* _Exercise_: All the records that follow need to be reproduced exactly. Omit the images.

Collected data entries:

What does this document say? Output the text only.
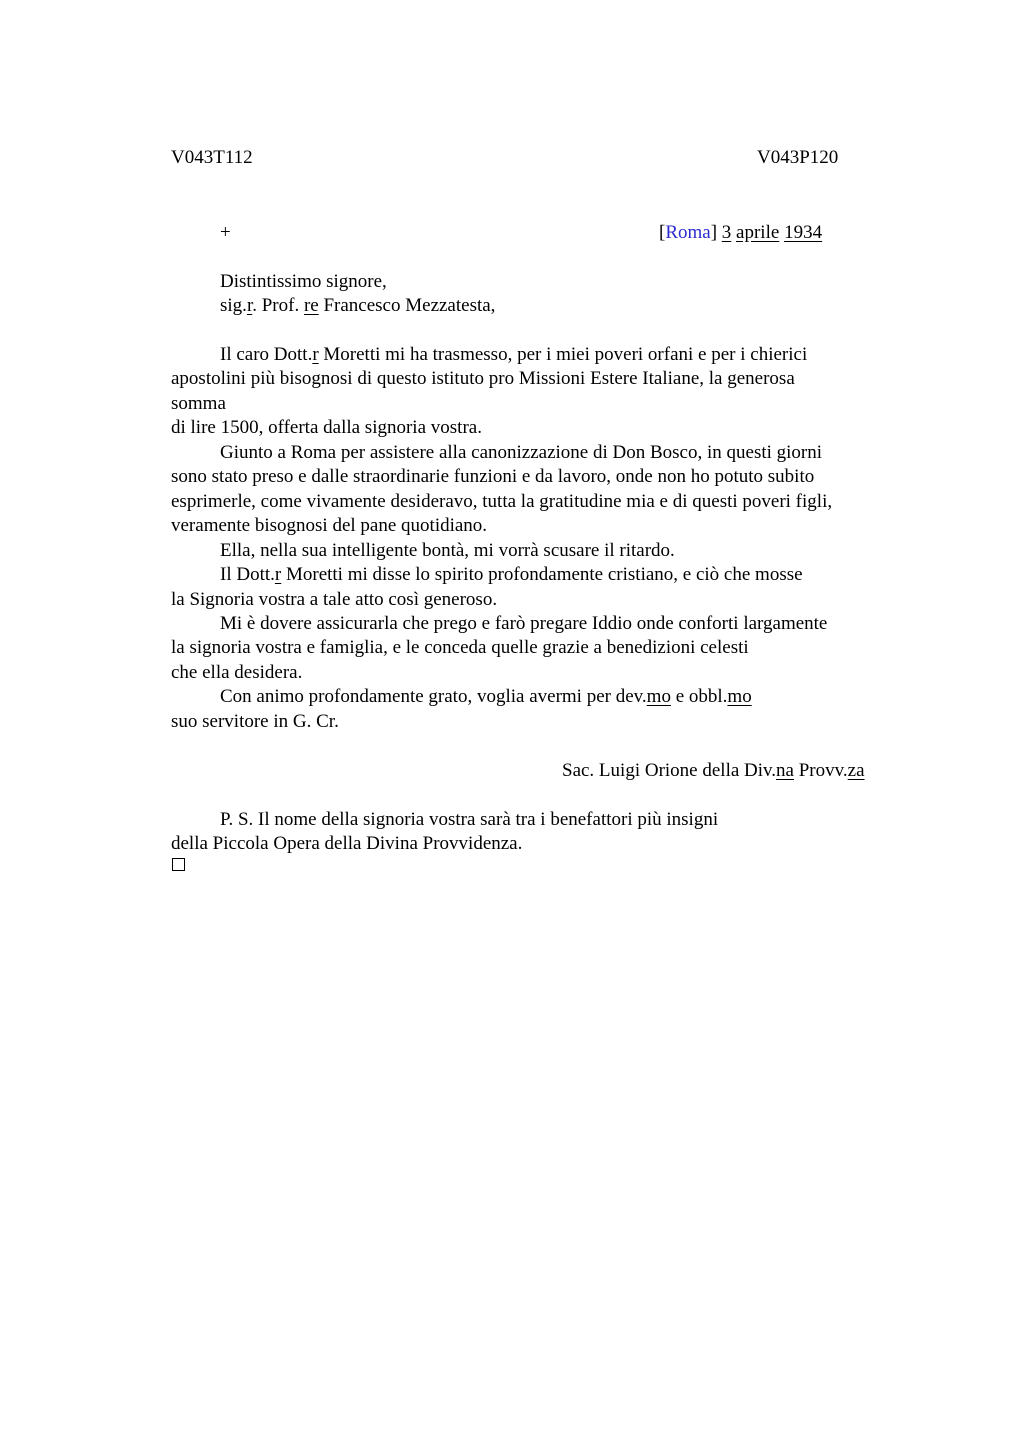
V043T112	V043P120
+	[Roma] 3 aprile 1934
Distintissimo signore,
sig.r. Prof. re Francesco Mezzatesta,
Il caro Dott.r Moretti mi ha trasmesso, per i miei poveri orfani e per i chierici
apostolini più bisognosi di questo istituto pro Missioni Estere Italiane, la generosa
somma
di lire 1500, offerta dalla signoria vostra.
Giunto a Roma per assistere alla canonizzazione di Don Bosco, in questi giorni
sono stato preso e dalle straordinarie funzioni e da lavoro, onde non ho potuto subito
esprimerle, come vivamente desideravo, tutta la gratitudine mia e di questi poveri figli,
veramente bisognosi del pane quotidiano.
Ella, nella sua intelligente bontà, mi vorrà scusare il ritardo.
Il Dott.r Moretti mi disse lo spirito profondamente cristiano, e ciò che mosse
la Signoria vostra a tale atto così generoso.
Mi è dovere assicurarla che prego e farò pregare Iddio onde conforti largamente
la signoria vostra e famiglia, e le conceda quelle grazie a benedizioni celesti
che ella desidera.
Con animo profondamente grato, voglia avermi per dev.mo e obbl.mo
suo servitore in G. Cr.
Sac. Luigi Orione della Div.na Provv.za
P. S. Il nome della signoria vostra sarà tra i benefattori più insigni
della Piccola Opera della Divina Provvidenza.
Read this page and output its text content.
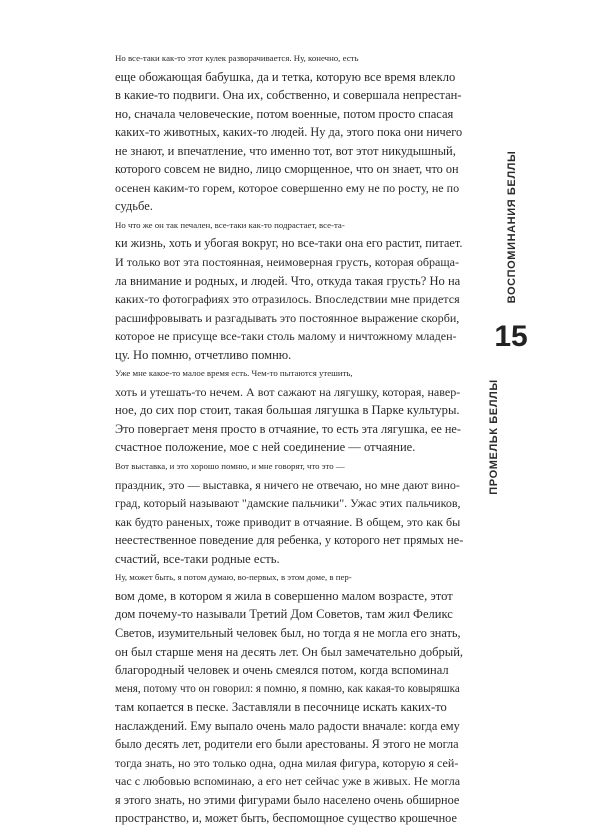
Но все-таки как-то этот кулек разворачивается. Ну, конечно, есть
еще обожающая бабушка, да и тетка, которую все время влекло
в какие-то подвиги. Она их, собственно, и совершала непрестан-
но, сначала человеческие, потом военные, потом просто спасая
каких-то животных, каких-то людей. Ну да, этого пока они ничего
не знают, и впечатление, что именно тот, вот этот никудышный,
которого совсем не видно, лицо сморщенное, что он знает, что он
осенен каким-то горем, которое совершенно ему не по росту, не по
судьбе.
Но что же он так печален, все-таки как-то подрастает, все-та-
ки жизнь, хоть и убогая вокруг, но все-таки она его растит, питает.
И только вот эта постоянная, неимоверная грусть, которая обраща-
ла внимание и родных, и людей. Что, откуда такая грусть? Но на
каких-то фотографиях это отразилось. Впоследствии мне придется
расшифровывать и разгадывать это постоянное выражение скорби,
которое не присуще все-таки столь малому и ничтожному младен-
цу. Но помню, отчетливо помню.
Уже мне какое-то малое время есть. Чем-то пытаются утешить,
хоть и утешать-то нечем. А вот сажают на лягушку, которая, навер-
ное, до сих пор стоит, такая большая лягушка в Парке культуры.
Это повергает меня просто в отчаяние, то есть эта лягушка, ее не-
счастное положение, мое с ней соединение — отчаяние.
Вот выставка, и это хорошо помню, и мне говорят, что это —
праздник, это — выставка, я ничего не отвечаю, но мне дают вино-
град, который называют "дамские пальчики". Ужас этих пальчиков,
как будто раненых, тоже приводит в отчаяние. В общем, это как бы
неестественное поведение для ребенка, у которого нет прямых не-
счастий, все-таки родные есть.
Ну, может быть, я потом думаю, во-первых, в этом доме, в пер-
вом доме, в котором я жила в совершенно малом возрасте, этот
дом почему-то называли Третий Дом Советов, там жил Феликс
Светов, изумительный человек был, но тогда я не могла его знать,
он был старше меня на десять лет. Он был замечательно добрый,
благородный человек и очень смеялся потом, когда вспоминал
меня, потому что он говорил: я помню, я помню, как какая-то ковыряшка
там копается в песке. Заставляли в песочнице искать каких-то
наслаждений. Ему выпало очень мало радости вначале: когда ему
было десять лет, родители его были арестованы. Я этого не могла
тогда знать, но это только одна, одна милая фигура, которую я сей-
час с любовью вспоминаю, а его нет сейчас уже в живых. Не могла
я этого знать, но этими фигурами было населено очень обширное
пространство, и, может быть, беспомощное существо крошечное
ВОСПОМИНАНИЯ БЕЛЛЫ
15
ПРОМЕЛЬК БЕЛЛЫ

* _Complete response_:
What does this document say? Output the text only.
V043T112	V043P120
+	[Roma] 3 aprile 1934
Distintissimo signore,
sig.r. Prof. re Francesco Mezzatesta,
Il caro Dott.r Moretti mi ha trasmesso, per i miei poveri orfani e per i chierici
apostolini più bisognosi di questo istituto pro Missioni Estere Italiane, la generosa
somma
di lire 1500, offerta dalla signoria vostra.
Giunto a Roma per assistere alla canonizzazione di Don Bosco, in questi giorni
sono stato preso e dalle straordinarie funzioni e da lavoro, onde non ho potuto subito
esprimerle, come vivamente desideravo, tutta la gratitudine mia e di questi poveri figli,
veramente bisognosi del pane quotidiano.
Ella, nella sua intelligente bontà, mi vorrà scusare il ritardo.
Il Dott.r Moretti mi disse lo spirito profondamente cristiano, e ciò che mosse
la Signoria vostra a tale atto così generoso.
Mi è dovere assicurarla che prego e farò pregare Iddio onde conforti largamente
la signoria vostra e famiglia, e le conceda quelle grazie a benedizioni celesti
che ella desidera.
Con animo profondamente grato, voglia avermi per dev.mo e obbl.mo
suo servitore in G. Cr.
Sac. Luigi Orione della Div.na Provv.za
P. S. Il nome della signoria vostra sarà tra i benefattori più insigni
della Piccola Opera della Divina Provvidenza.
Read this page and output its text content.
Но все-таки как-то этот кулек разворачивается. Ну, конечно, есть
еще обожающая бабушка, да и тетка, которую все время влекло
в какие-то подвиги. Она их, собственно, и совершала непрестан-
но, сначала человеческие, потом военные, потом просто спасая
каких-то животных, каких-то людей. Ну да, этого пока они ничего
не знают, и впечатление, что именно тот, вот этот никудышный,
которого совсем не видно, лицо сморщенное, что он знает, что он
осенен каким-то горем, которое совершенно ему не по росту, не по
судьбе.
Но что же он так печален, все-таки как-то подрастает, все-та-
ки жизнь, хоть и убогая вокруг, но все-таки она его растит, питает.
И только вот эта постоянная, неимоверная грусть, которая обраща-
ла внимание и родных, и людей. Что, откуда такая грусть? Но на
каких-то фотографиях это отразилось. Впоследствии мне придется
расшифровывать и разгадывать это постоянное выражение скорби,
которое не присуще все-таки столь малому и ничтожному младен-
цу. Но помню, отчетливо помню.
Уже мне какое-то малое время есть. Чем-то пытаются утешить,
хоть и утешать-то нечем. А вот сажают на лягушку, которая, навер-
ное, до сих пор стоит, такая большая лягушка в Парке культуры.
Это повергает меня просто в отчаяние, то есть эта лягушка, ее не-
счастное положение, мое с ней соединение — отчаяние.
Вот выставка, и это хорошо помню, и мне говорят, что это —
праздник, это — выставка, я ничего не отвечаю, но мне дают вино-
град, который называют "дамские пальчики". Ужас этих пальчиков,
как будто раненых, тоже приводит в отчаяние. В общем, это как бы
неестественное поведение для ребенка, у которого нет прямых не-
счастий, все-таки родные есть.
Ну, может быть, я потом думаю, во-первых, в этом доме, в пер-
вом доме, в котором я жила в совершенно малом возрасте, этот
дом почему-то называли Третий Дом Советов, там жил Феликс
Светов, изумительный человек был, но тогда я не могла его знать,
он был старше меня на десять лет. Он был замечательно добрый,
благородный человек и очень смеялся потом, когда вспоминал
меня, потому что он говорил: я помню, я помню, как какая-то ковыряшка
там копается в песке. Заставляли в песочнице искать каких-то
наслаждений. Ему выпало очень мало радости вначале: когда ему
было десять лет, родители его были арестованы. Я этого не могла
тогда знать, но это только одна, одна милая фигура, которую я сей-
час с любовью вспоминаю, а его нет сейчас уже в живых. Не могла
я этого знать, но этими фигурами было населено очень обширное
пространство, и, может быть, беспомощное существо крошечное
ВОСПОМИНАНИЯ БЕЛЛЫ
15
ПРОМЕЛЬК БЕЛЛЫ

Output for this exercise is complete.